### STORED DATA ###
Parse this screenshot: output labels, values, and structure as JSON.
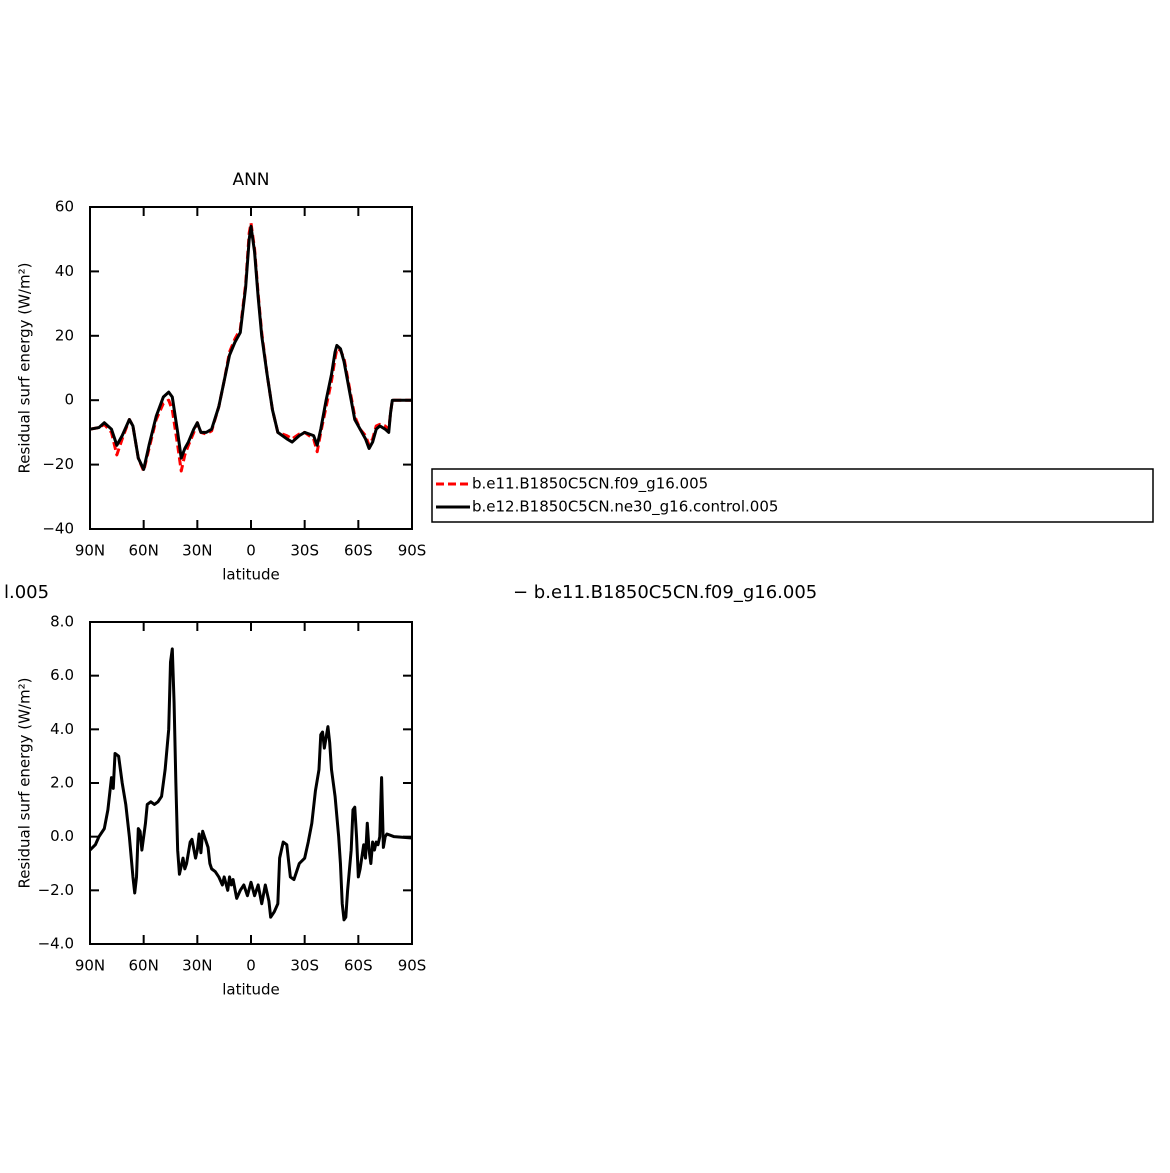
{
  "chart_data": [
    {
      "type": "line",
      "title": "ANN",
      "xlabel": "latitude",
      "ylabel": "Residual surf energy (W/m²)",
      "x": [
        90,
        85,
        82,
        78,
        75,
        72,
        68,
        66,
        63,
        60,
        57,
        53,
        49,
        46,
        44,
        41,
        39,
        37,
        35,
        32,
        30,
        28,
        25,
        22,
        18,
        15,
        12,
        9,
        6,
        3,
        1,
        0,
        -2,
        -4,
        -6,
        -9,
        -12,
        -15,
        -20,
        -23,
        -27,
        -30,
        -35,
        -37,
        -39,
        -42,
        -45,
        -47,
        -48,
        -50,
        -52,
        -55,
        -58,
        -61,
        -64,
        -66,
        -68,
        -70,
        -72,
        -75,
        -77,
        -78,
        -79,
        -80,
        -85,
        -90
      ],
      "series": [
        {
          "name": "b.e11.B1850C5CN.f09_g16.005",
          "color": "#ff0000",
          "dashed": true,
          "values": [
            -9,
            -8.5,
            -7.5,
            -10,
            -17,
            -12,
            -6,
            -8,
            -18,
            -22,
            -15,
            -6,
            -1,
            0,
            -3,
            -14,
            -22,
            -17,
            -14,
            -10,
            -7,
            -10,
            -10.5,
            -9.5,
            -2,
            6,
            15,
            19,
            22,
            36,
            52,
            55,
            47,
            33,
            21,
            8,
            -3,
            -10,
            -11,
            -12,
            -10.5,
            -10,
            -12,
            -16,
            -10,
            -2,
            6,
            13,
            16,
            15.5,
            13,
            4,
            -5,
            -9,
            -11,
            -14,
            -12,
            -8,
            -7.5,
            -8,
            -9,
            -4,
            0,
            0,
            0,
            0
          ]
        },
        {
          "name": "b.e12.B1850C5CN.ne30_g16.control.005",
          "color": "#000000",
          "dashed": false,
          "values": [
            -9,
            -8.5,
            -7,
            -9,
            -14,
            -11,
            -6,
            -8,
            -18,
            -21.5,
            -14,
            -5,
            1,
            2.5,
            1,
            -10,
            -18,
            -15,
            -13,
            -9,
            -7,
            -10,
            -10,
            -9,
            -2,
            6,
            14,
            18,
            21,
            35,
            50,
            54,
            46,
            32,
            20,
            8,
            -3,
            -10,
            -12,
            -13,
            -11,
            -10,
            -11,
            -14,
            -9,
            0,
            8,
            15,
            17,
            16,
            12,
            3,
            -6,
            -9,
            -12,
            -15,
            -13,
            -9,
            -8,
            -9,
            -10,
            -4,
            0,
            0,
            0,
            0
          ]
        }
      ],
      "xlim": [
        90,
        -90
      ],
      "xticks": [
        {
          "value": 90,
          "label": "90N"
        },
        {
          "value": 60,
          "label": "60N"
        },
        {
          "value": 30,
          "label": "30N"
        },
        0,
        {
          "value": -30,
          "label": "30S"
        },
        {
          "value": -60,
          "label": "60S"
        },
        {
          "value": -90,
          "label": "90S"
        }
      ],
      "ylim": [
        -40,
        60
      ],
      "yticks": [
        {
          "value": -40,
          "label": "−40"
        },
        {
          "value": -20,
          "label": "−20"
        },
        0,
        20,
        40,
        60
      ]
    },
    {
      "type": "line",
      "title_left": "l.005",
      "title_right": "− b.e11.B1850C5CN.f09_g16.005",
      "xlabel": "latitude",
      "ylabel": "Residual surf energy (W/m²)",
      "x": [
        90,
        87,
        85,
        82,
        80,
        78,
        77,
        76,
        74,
        72,
        70,
        68,
        66,
        65,
        64,
        63,
        62,
        61,
        60,
        59,
        58,
        56,
        54,
        52,
        50,
        48,
        46,
        45,
        44,
        43,
        42,
        41,
        40,
        38,
        37,
        36,
        34,
        33,
        31,
        30,
        29,
        28,
        27,
        26,
        24,
        23,
        22,
        20,
        18,
        16,
        15,
        13,
        12,
        11,
        10,
        8,
        6,
        4,
        2,
        0,
        -2,
        -4,
        -6,
        -8,
        -10,
        -11,
        -13,
        -15,
        -16,
        -18,
        -20,
        -22,
        -24,
        -27,
        -30,
        -32,
        -34,
        -36,
        -38,
        -39,
        -40,
        -41,
        -43,
        -44,
        -45,
        -47,
        -49,
        -50,
        -51,
        -52,
        -53,
        -54,
        -56,
        -57,
        -58,
        -59,
        -60,
        -61,
        -63,
        -64,
        -65,
        -66,
        -67,
        -68,
        -69,
        -70,
        -71,
        -72,
        -73,
        -74,
        -75,
        -76,
        -80,
        -90
      ],
      "series": [
        {
          "color": "#000000",
          "values": [
            -0.5,
            -0.3,
            0,
            0.3,
            1,
            2.2,
            1.8,
            3.1,
            3.0,
            2,
            1.2,
            0,
            -1.5,
            -2.1,
            -1.5,
            0.3,
            0.2,
            -0.5,
            0,
            0.5,
            1.2,
            1.3,
            1.2,
            1.3,
            1.5,
            2.5,
            4,
            6.5,
            7.0,
            5,
            2,
            -0.5,
            -1.4,
            -0.8,
            -1.2,
            -1,
            -0.2,
            -0.1,
            -0.8,
            -0.5,
            0.1,
            -0.6,
            0.2,
            0,
            -0.4,
            -1,
            -1.2,
            -1.3,
            -1.5,
            -1.8,
            -1.5,
            -2.0,
            -1.5,
            -1.8,
            -1.6,
            -2.3,
            -2.0,
            -1.8,
            -2.2,
            -1.7,
            -2.2,
            -1.8,
            -2.5,
            -1.8,
            -2.4,
            -3.0,
            -2.8,
            -2.5,
            -0.8,
            -0.2,
            -0.3,
            -1.5,
            -1.6,
            -1,
            -0.8,
            -0.2,
            0.5,
            1.7,
            2.5,
            3.8,
            3.9,
            3.3,
            4.1,
            3.5,
            2.5,
            1.5,
            0,
            -1,
            -2.5,
            -3.1,
            -3,
            -2,
            -0.5,
            1.0,
            1.1,
            0,
            -1.5,
            -1.2,
            -0.3,
            -0.8,
            0.5,
            -0.5,
            -1.0,
            -0.2,
            -0.5,
            -0.2,
            -0.3,
            0,
            2.2,
            -0.4,
            0,
            0.1,
            0,
            -0.05
          ]
        }
      ],
      "xlim": [
        90,
        -90
      ],
      "xticks": [
        {
          "value": 90,
          "label": "90N"
        },
        {
          "value": 60,
          "label": "60N"
        },
        {
          "value": 30,
          "label": "30N"
        },
        0,
        {
          "value": -30,
          "label": "30S"
        },
        {
          "value": -60,
          "label": "60S"
        },
        {
          "value": -90,
          "label": "90S"
        }
      ],
      "ylim": [
        -4,
        8
      ],
      "yticks": [
        {
          "value": -4,
          "label": "−4.0"
        },
        {
          "value": -2,
          "label": "−2.0"
        },
        {
          "value": 0,
          "label": "0.0"
        },
        {
          "value": 2,
          "label": "2.0"
        },
        {
          "value": 4,
          "label": "4.0"
        },
        {
          "value": 6,
          "label": "6.0"
        },
        {
          "value": 8,
          "label": "8.0"
        }
      ]
    }
  ]
}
###
TASK DESCRIPTION: Reproduce the whole listing above word for word, but not its pictures.

PROBLEM SOLUTION:
Parse this screenshot: output labels, values, and structure as JSON.
{
  "chart_data": [
    {
      "type": "line",
      "title": "ANN",
      "xlabel": "latitude",
      "ylabel": "Residual surf energy (W/m²)",
      "x": [
        90,
        85,
        82,
        78,
        75,
        72,
        68,
        66,
        63,
        60,
        57,
        53,
        49,
        46,
        44,
        41,
        39,
        37,
        35,
        32,
        30,
        28,
        25,
        22,
        18,
        15,
        12,
        9,
        6,
        3,
        1,
        0,
        -2,
        -4,
        -6,
        -9,
        -12,
        -15,
        -20,
        -23,
        -27,
        -30,
        -35,
        -37,
        -39,
        -42,
        -45,
        -47,
        -48,
        -50,
        -52,
        -55,
        -58,
        -61,
        -64,
        -66,
        -68,
        -70,
        -72,
        -75,
        -77,
        -78,
        -79,
        -80,
        -85,
        -90
      ],
      "series": [
        {
          "name": "b.e11.B1850C5CN.f09_g16.005",
          "color": "#ff0000",
          "dashed": true,
          "values": [
            -9,
            -8.5,
            -7.5,
            -10,
            -17,
            -12,
            -6,
            -8,
            -18,
            -22,
            -15,
            -6,
            -1,
            0,
            -3,
            -14,
            -22,
            -17,
            -14,
            -10,
            -7,
            -10,
            -10.5,
            -9.5,
            -2,
            6,
            15,
            19,
            22,
            36,
            52,
            55,
            47,
            33,
            21,
            8,
            -3,
            -10,
            -11,
            -12,
            -10.5,
            -10,
            -12,
            -16,
            -10,
            -2,
            6,
            13,
            16,
            15.5,
            13,
            4,
            -5,
            -9,
            -11,
            -14,
            -12,
            -8,
            -7.5,
            -8,
            -9,
            -4,
            0,
            0,
            0,
            0
          ]
        },
        {
          "name": "b.e12.B1850C5CN.ne30_g16.control.005",
          "color": "#000000",
          "dashed": false,
          "values": [
            -9,
            -8.5,
            -7,
            -9,
            -14,
            -11,
            -6,
            -8,
            -18,
            -21.5,
            -14,
            -5,
            1,
            2.5,
            1,
            -10,
            -18,
            -15,
            -13,
            -9,
            -7,
            -10,
            -10,
            -9,
            -2,
            6,
            14,
            18,
            21,
            35,
            50,
            54,
            46,
            32,
            20,
            8,
            -3,
            -10,
            -12,
            -13,
            -11,
            -10,
            -11,
            -14,
            -9,
            0,
            8,
            15,
            17,
            16,
            12,
            3,
            -6,
            -9,
            -12,
            -15,
            -13,
            -9,
            -8,
            -9,
            -10,
            -4,
            0,
            0,
            0,
            0
          ]
        }
      ],
      "xlim": [
        90,
        -90
      ],
      "xticks": [
        {
          "value": 90,
          "label": "90N"
        },
        {
          "value": 60,
          "label": "60N"
        },
        {
          "value": 30,
          "label": "30N"
        },
        0,
        {
          "value": -30,
          "label": "30S"
        },
        {
          "value": -60,
          "label": "60S"
        },
        {
          "value": -90,
          "label": "90S"
        }
      ],
      "ylim": [
        -40,
        60
      ],
      "yticks": [
        {
          "value": -40,
          "label": "−40"
        },
        {
          "value": -20,
          "label": "−20"
        },
        0,
        20,
        40,
        60
      ]
    },
    {
      "type": "line",
      "title_left": "l.005",
      "title_right": "− b.e11.B1850C5CN.f09_g16.005",
      "xlabel": "latitude",
      "ylabel": "Residual surf energy (W/m²)",
      "x": [
        90,
        87,
        85,
        82,
        80,
        78,
        77,
        76,
        74,
        72,
        70,
        68,
        66,
        65,
        64,
        63,
        62,
        61,
        60,
        59,
        58,
        56,
        54,
        52,
        50,
        48,
        46,
        45,
        44,
        43,
        42,
        41,
        40,
        38,
        37,
        36,
        34,
        33,
        31,
        30,
        29,
        28,
        27,
        26,
        24,
        23,
        22,
        20,
        18,
        16,
        15,
        13,
        12,
        11,
        10,
        8,
        6,
        4,
        2,
        0,
        -2,
        -4,
        -6,
        -8,
        -10,
        -11,
        -13,
        -15,
        -16,
        -18,
        -20,
        -22,
        -24,
        -27,
        -30,
        -32,
        -34,
        -36,
        -38,
        -39,
        -40,
        -41,
        -43,
        -44,
        -45,
        -47,
        -49,
        -50,
        -51,
        -52,
        -53,
        -54,
        -56,
        -57,
        -58,
        -59,
        -60,
        -61,
        -63,
        -64,
        -65,
        -66,
        -67,
        -68,
        -69,
        -70,
        -71,
        -72,
        -73,
        -74,
        -75,
        -76,
        -80,
        -90
      ],
      "series": [
        {
          "color": "#000000",
          "values": [
            -0.5,
            -0.3,
            0,
            0.3,
            1,
            2.2,
            1.8,
            3.1,
            3.0,
            2,
            1.2,
            0,
            -1.5,
            -2.1,
            -1.5,
            0.3,
            0.2,
            -0.5,
            0,
            0.5,
            1.2,
            1.3,
            1.2,
            1.3,
            1.5,
            2.5,
            4,
            6.5,
            7.0,
            5,
            2,
            -0.5,
            -1.4,
            -0.8,
            -1.2,
            -1,
            -0.2,
            -0.1,
            -0.8,
            -0.5,
            0.1,
            -0.6,
            0.2,
            0,
            -0.4,
            -1,
            -1.2,
            -1.3,
            -1.5,
            -1.8,
            -1.5,
            -2.0,
            -1.5,
            -1.8,
            -1.6,
            -2.3,
            -2.0,
            -1.8,
            -2.2,
            -1.7,
            -2.2,
            -1.8,
            -2.5,
            -1.8,
            -2.4,
            -3.0,
            -2.8,
            -2.5,
            -0.8,
            -0.2,
            -0.3,
            -1.5,
            -1.6,
            -1,
            -0.8,
            -0.2,
            0.5,
            1.7,
            2.5,
            3.8,
            3.9,
            3.3,
            4.1,
            3.5,
            2.5,
            1.5,
            0,
            -1,
            -2.5,
            -3.1,
            -3,
            -2,
            -0.5,
            1.0,
            1.1,
            0,
            -1.5,
            -1.2,
            -0.3,
            -0.8,
            0.5,
            -0.5,
            -1.0,
            -0.2,
            -0.5,
            -0.2,
            -0.3,
            0,
            2.2,
            -0.4,
            0,
            0.1,
            0,
            -0.05
          ]
        }
      ],
      "xlim": [
        90,
        -90
      ],
      "xticks": [
        {
          "value": 90,
          "label": "90N"
        },
        {
          "value": 60,
          "label": "60N"
        },
        {
          "value": 30,
          "label": "30N"
        },
        0,
        {
          "value": -30,
          "label": "30S"
        },
        {
          "value": -60,
          "label": "60S"
        },
        {
          "value": -90,
          "label": "90S"
        }
      ],
      "ylim": [
        -4,
        8
      ],
      "yticks": [
        {
          "value": -4,
          "label": "−4.0"
        },
        {
          "value": -2,
          "label": "−2.0"
        },
        {
          "value": 0,
          "label": "0.0"
        },
        {
          "value": 2,
          "label": "2.0"
        },
        {
          "value": 4,
          "label": "4.0"
        },
        {
          "value": 6,
          "label": "6.0"
        },
        {
          "value": 8,
          "label": "8.0"
        }
      ]
    }
  ]
}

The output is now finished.